# Task goal:
Pull out all lines from the listing below in which the word "testB" appears.

# Data entries:
** START **

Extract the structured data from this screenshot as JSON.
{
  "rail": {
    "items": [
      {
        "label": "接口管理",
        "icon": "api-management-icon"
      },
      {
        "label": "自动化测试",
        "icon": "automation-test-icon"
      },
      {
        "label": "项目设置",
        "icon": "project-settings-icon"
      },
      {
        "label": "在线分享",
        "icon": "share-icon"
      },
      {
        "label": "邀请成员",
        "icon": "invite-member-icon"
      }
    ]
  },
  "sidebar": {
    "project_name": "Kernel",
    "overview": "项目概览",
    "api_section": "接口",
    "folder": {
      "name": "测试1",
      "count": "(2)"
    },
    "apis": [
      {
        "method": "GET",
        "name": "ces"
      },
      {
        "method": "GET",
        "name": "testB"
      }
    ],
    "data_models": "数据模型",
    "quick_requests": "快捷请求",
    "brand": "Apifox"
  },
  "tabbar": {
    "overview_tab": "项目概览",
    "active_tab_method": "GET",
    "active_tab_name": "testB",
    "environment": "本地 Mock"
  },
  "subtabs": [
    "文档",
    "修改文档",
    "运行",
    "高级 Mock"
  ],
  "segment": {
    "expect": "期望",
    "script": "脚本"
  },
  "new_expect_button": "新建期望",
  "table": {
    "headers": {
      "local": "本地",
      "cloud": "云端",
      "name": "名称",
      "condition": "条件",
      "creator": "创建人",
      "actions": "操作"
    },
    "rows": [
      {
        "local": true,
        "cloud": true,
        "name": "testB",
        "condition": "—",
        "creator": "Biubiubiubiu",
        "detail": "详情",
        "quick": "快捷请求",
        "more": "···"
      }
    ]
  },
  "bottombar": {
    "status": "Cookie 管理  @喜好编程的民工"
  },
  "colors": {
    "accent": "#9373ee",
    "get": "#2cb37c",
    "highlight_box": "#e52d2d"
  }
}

** END **

# Exercise solution:
        "name": "testB"
    "active_tab_name": "testB",
        "name": "testB",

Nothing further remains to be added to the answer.